_Prompt:_ Each entry below is to be printed verbatim.

Items listed in a dataset:
--------

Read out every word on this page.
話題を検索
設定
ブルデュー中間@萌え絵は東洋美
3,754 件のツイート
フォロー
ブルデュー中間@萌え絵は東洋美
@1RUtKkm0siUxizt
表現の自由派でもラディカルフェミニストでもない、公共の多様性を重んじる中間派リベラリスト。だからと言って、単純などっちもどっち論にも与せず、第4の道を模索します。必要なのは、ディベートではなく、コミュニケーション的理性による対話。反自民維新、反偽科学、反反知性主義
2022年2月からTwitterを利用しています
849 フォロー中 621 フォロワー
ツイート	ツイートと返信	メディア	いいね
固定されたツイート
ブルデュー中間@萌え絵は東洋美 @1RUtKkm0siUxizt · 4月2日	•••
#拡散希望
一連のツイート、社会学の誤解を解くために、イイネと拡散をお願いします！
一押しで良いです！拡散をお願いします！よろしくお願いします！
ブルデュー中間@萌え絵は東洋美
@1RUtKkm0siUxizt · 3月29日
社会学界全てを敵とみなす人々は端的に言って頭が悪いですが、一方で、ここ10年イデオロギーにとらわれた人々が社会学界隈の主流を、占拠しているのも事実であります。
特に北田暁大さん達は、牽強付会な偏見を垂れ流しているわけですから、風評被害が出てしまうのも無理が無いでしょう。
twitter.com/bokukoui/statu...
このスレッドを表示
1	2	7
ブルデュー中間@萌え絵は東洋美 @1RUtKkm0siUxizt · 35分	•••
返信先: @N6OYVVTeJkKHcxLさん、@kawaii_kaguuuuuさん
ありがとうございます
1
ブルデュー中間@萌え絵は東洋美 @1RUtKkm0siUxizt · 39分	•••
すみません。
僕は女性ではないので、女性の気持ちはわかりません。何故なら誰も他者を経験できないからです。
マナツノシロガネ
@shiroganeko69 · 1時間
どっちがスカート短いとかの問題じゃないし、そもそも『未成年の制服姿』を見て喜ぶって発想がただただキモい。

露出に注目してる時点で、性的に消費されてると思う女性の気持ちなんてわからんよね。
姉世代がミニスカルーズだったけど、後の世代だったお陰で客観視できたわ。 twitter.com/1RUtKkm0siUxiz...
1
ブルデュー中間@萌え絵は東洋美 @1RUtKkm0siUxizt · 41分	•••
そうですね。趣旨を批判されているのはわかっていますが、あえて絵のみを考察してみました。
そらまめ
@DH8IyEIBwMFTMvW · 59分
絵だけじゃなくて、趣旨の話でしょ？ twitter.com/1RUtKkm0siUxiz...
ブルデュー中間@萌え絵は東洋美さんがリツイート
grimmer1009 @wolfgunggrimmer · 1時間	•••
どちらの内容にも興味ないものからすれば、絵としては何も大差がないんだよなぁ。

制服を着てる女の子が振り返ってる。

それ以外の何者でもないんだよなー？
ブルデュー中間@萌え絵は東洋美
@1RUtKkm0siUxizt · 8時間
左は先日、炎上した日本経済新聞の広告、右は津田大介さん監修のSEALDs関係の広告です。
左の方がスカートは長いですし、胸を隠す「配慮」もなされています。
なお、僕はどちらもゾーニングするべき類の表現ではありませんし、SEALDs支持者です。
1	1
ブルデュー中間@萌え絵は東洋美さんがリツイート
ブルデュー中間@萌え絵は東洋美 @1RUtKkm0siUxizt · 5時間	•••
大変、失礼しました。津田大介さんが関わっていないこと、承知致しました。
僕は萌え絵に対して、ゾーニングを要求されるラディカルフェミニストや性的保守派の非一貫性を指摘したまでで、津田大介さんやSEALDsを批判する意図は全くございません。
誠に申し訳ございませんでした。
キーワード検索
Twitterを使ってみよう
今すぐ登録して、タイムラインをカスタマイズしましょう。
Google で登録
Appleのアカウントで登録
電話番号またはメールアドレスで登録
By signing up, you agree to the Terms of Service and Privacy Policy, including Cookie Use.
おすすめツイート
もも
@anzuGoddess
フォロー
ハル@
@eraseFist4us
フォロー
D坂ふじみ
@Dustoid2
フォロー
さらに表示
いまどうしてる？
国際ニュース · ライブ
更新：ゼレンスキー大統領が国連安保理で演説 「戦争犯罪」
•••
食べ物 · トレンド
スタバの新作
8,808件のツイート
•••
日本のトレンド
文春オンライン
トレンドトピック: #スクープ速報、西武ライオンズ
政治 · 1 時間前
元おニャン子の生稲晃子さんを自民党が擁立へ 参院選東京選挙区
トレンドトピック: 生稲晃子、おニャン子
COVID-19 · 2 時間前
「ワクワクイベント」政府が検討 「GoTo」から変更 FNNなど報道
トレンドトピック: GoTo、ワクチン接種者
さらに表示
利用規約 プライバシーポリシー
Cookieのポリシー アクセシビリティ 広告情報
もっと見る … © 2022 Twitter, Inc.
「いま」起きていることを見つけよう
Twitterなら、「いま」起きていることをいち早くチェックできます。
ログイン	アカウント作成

--------

_Task answer:_
Read out every word on this page.
話題を検索
設定
ブルデュー中間@萌え絵は東洋美
3,754 件のツイート
フォロー
ブルデュー中間@萌え絵は東洋美
@1RUtKkm0siUxizt
表現の自由派でもラディカルフェミニストでもない、公共の多様性を重んじる中間派リベラリスト。だからと言って、単純などっちもどっち論にも与せず、第4の道を模索します。必要なのは、ディベートではなく、コミュニケーション的理性による対話。反自民維新、反偽科学、反反知性主義
2022年2月からTwitterを利用しています
849 フォロー中 621 フォロワー
ツイート	ツイートと返信	メディア	いいね
固定されたツイート
ブルデュー中間@萌え絵は東洋美 @1RUtKkm0siUxizt · 4月2日	•••
#拡散希望
一連のツイート、社会学の誤解を解くために、イイネと拡散をお願いします！
一押しで良いです！拡散をお願いします！よろしくお願いします！
ブルデュー中間@萌え絵は東洋美
@1RUtKkm0siUxizt · 3月29日
社会学界全てを敵とみなす人々は端的に言って頭が悪いですが、一方で、ここ10年イデオロギーにとらわれた人々が社会学界隈の主流を、占拠しているのも事実であります。
特に北田暁大さん達は、牽強付会な偏見を垂れ流しているわけですから、風評被害が出てしまうのも無理が無いでしょう。
twitter.com/bokukoui/statu...
このスレッドを表示
1	2	7
ブルデュー中間@萌え絵は東洋美 @1RUtKkm0siUxizt · 35分	•••
返信先: @N6OYVVTeJkKHcxLさん、@kawaii_kaguuuuuさん
ありがとうございます
1
ブルデュー中間@萌え絵は東洋美 @1RUtKkm0siUxizt · 39分	•••
すみません。
僕は女性ではないので、女性の気持ちはわかりません。何故なら誰も他者を経験できないからです。
マナツノシロガネ
@shiroganeko69 · 1時間
どっちがスカート短いとかの問題じゃないし、そもそも『未成年の制服姿』を見て喜ぶって発想がただただキモい。

露出に注目してる時点で、性的に消費されてると思う女性の気持ちなんてわからんよね。
姉世代がミニスカルーズだったけど、後の世代だったお陰で客観視できたわ。 twitter.com/1RUtKkm0siUxiz...
1
ブルデュー中間@萌え絵は東洋美 @1RUtKkm0siUxizt · 41分	•••
そうですね。趣旨を批判されているのはわかっていますが、あえて絵のみを考察してみました。
そらまめ
@DH8IyEIBwMFTMvW · 59分
絵だけじゃなくて、趣旨の話でしょ？ twitter.com/1RUtKkm0siUxiz...
ブルデュー中間@萌え絵は東洋美さんがリツイート
grimmer1009 @wolfgunggrimmer · 1時間	•••
どちらの内容にも興味ないものからすれば、絵としては何も大差がないんだよなぁ。

制服を着てる女の子が振り返ってる。

それ以外の何者でもないんだよなー？
ブルデュー中間@萌え絵は東洋美
@1RUtKkm0siUxizt · 8時間
左は先日、炎上した日本経済新聞の広告、右は津田大介さん監修のSEALDs関係の広告です。
左の方がスカートは長いですし、胸を隠す「配慮」もなされています。
なお、僕はどちらもゾーニングするべき類の表現ではありませんし、SEALDs支持者です。
1	1
ブルデュー中間@萌え絵は東洋美さんがリツイート
ブルデュー中間@萌え絵は東洋美 @1RUtKkm0siUxizt · 5時間	•••
大変、失礼しました。津田大介さんが関わっていないこと、承知致しました。
僕は萌え絵に対して、ゾーニングを要求されるラディカルフェミニストや性的保守派の非一貫性を指摘したまでで、津田大介さんやSEALDsを批判する意図は全くございません。
誠に申し訳ございませんでした。
キーワード検索
Twitterを使ってみよう
今すぐ登録して、タイムラインをカスタマイズしましょう。
Google で登録
Appleのアカウントで登録
電話番号またはメールアドレスで登録
By signing up, you agree to the Terms of Service and Privacy Policy, including Cookie Use.
おすすめツイート
もも
@anzuGoddess
フォロー
ハル@
@eraseFist4us
フォロー
D坂ふじみ
@Dustoid2
フォロー
さらに表示
いまどうしてる？
国際ニュース · ライブ
更新：ゼレンスキー大統領が国連安保理で演説 「戦争犯罪」
•••
食べ物 · トレンド
スタバの新作
8,808件のツイート
•••
日本のトレンド
文春オンライン
トレンドトピック: #スクープ速報、西武ライオンズ
政治 · 1 時間前
元おニャン子の生稲晃子さんを自民党が擁立へ 参院選東京選挙区
トレンドトピック: 生稲晃子、おニャン子
COVID-19 · 2 時間前
「ワクワクイベント」政府が検討 「GoTo」から変更 FNNなど報道
トレンドトピック: GoTo、ワクチン接種者
さらに表示
利用規約 プライバシーポリシー
Cookieのポリシー アクセシビリティ 広告情報
もっと見る … © 2022 Twitter, Inc.
「いま」起きていることを見つけよう
Twitterなら、「いま」起きていることをいち早くチェックできます。
ログイン	アカウント作成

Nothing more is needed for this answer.